[Stored data]
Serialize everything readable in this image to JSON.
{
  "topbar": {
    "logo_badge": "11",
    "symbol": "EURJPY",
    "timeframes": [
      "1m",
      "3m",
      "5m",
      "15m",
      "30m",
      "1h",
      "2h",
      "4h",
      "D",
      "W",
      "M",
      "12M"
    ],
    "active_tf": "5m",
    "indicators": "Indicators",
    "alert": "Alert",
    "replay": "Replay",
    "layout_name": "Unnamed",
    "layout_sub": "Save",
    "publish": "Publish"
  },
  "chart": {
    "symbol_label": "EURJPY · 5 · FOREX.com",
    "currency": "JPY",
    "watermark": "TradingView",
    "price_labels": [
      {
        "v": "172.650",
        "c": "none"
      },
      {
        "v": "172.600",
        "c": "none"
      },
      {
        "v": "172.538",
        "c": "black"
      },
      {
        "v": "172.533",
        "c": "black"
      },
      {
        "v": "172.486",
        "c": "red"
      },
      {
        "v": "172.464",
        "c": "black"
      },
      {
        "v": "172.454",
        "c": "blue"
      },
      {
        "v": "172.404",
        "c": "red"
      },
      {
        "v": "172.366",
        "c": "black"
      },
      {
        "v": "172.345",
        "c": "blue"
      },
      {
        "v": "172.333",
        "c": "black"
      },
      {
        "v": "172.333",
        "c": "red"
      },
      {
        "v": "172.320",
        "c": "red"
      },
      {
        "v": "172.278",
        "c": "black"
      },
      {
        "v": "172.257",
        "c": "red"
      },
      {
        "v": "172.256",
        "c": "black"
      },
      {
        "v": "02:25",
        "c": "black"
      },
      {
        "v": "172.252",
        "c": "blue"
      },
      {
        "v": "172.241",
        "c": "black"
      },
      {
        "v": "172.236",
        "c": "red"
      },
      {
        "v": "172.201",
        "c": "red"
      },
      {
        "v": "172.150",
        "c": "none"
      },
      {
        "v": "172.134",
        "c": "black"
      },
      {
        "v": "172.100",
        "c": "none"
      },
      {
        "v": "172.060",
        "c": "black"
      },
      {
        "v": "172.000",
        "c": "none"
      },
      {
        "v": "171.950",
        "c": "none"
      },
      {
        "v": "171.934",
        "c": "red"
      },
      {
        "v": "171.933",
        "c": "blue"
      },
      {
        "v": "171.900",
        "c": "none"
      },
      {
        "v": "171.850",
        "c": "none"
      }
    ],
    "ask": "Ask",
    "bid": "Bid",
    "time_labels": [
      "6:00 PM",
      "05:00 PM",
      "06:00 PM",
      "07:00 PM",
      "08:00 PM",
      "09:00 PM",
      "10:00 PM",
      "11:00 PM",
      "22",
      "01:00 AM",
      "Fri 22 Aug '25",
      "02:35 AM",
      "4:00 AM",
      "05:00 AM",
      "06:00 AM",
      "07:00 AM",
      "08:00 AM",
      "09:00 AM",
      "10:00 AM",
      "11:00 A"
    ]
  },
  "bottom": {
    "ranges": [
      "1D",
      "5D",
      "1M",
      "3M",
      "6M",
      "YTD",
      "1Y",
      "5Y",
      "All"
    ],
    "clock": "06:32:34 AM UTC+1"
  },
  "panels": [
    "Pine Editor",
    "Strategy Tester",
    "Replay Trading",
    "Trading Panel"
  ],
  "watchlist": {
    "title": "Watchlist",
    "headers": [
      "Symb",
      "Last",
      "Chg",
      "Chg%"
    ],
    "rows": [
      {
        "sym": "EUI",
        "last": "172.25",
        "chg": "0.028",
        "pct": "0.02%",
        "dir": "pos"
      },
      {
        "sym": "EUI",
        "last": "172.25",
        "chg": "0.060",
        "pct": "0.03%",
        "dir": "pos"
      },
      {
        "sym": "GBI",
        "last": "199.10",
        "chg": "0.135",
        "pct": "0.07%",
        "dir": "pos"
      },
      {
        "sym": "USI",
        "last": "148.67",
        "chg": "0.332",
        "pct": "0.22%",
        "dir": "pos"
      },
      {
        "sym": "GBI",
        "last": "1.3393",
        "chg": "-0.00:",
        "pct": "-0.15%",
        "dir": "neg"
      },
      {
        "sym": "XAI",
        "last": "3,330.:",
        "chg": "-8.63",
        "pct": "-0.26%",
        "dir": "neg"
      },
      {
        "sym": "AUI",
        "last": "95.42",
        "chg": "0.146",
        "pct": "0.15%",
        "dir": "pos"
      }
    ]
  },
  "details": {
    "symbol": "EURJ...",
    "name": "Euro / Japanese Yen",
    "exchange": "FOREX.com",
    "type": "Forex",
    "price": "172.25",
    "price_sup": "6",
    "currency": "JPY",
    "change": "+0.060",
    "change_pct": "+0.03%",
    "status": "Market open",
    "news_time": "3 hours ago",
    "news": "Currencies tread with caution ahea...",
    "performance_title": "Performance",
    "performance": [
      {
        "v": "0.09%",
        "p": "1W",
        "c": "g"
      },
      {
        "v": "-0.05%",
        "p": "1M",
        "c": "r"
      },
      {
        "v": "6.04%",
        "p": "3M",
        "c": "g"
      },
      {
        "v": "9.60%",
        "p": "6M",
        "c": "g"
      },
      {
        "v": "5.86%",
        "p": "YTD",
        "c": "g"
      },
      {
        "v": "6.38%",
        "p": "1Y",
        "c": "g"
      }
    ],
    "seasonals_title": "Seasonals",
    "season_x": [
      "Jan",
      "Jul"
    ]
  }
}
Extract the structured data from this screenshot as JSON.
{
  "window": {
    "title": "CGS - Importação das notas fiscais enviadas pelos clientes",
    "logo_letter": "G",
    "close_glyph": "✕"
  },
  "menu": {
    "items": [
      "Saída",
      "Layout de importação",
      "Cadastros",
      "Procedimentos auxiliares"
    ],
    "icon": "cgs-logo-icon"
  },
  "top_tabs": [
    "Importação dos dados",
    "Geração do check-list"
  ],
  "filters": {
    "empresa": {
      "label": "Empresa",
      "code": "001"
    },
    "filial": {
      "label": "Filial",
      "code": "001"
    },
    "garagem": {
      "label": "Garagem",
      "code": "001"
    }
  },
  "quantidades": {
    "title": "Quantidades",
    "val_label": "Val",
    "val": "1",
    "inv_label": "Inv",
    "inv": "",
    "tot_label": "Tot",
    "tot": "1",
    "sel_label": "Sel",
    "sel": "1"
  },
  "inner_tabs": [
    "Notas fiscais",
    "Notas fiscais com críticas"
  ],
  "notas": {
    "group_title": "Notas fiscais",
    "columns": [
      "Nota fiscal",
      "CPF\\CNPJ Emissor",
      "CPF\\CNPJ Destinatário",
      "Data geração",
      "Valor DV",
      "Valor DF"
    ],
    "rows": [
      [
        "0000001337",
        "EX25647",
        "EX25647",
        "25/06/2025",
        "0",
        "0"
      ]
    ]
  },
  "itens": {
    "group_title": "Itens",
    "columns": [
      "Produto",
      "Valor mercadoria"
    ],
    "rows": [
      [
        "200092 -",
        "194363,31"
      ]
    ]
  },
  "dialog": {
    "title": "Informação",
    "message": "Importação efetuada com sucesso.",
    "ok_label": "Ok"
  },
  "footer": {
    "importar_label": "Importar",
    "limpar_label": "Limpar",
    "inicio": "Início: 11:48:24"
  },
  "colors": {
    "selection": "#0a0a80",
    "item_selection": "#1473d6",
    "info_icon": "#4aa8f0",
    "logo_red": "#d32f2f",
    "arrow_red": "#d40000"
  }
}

→ **Short problem**:
Reply with one number only, the count of lines above that hold the string "JSON".

→ **Correct response**:
2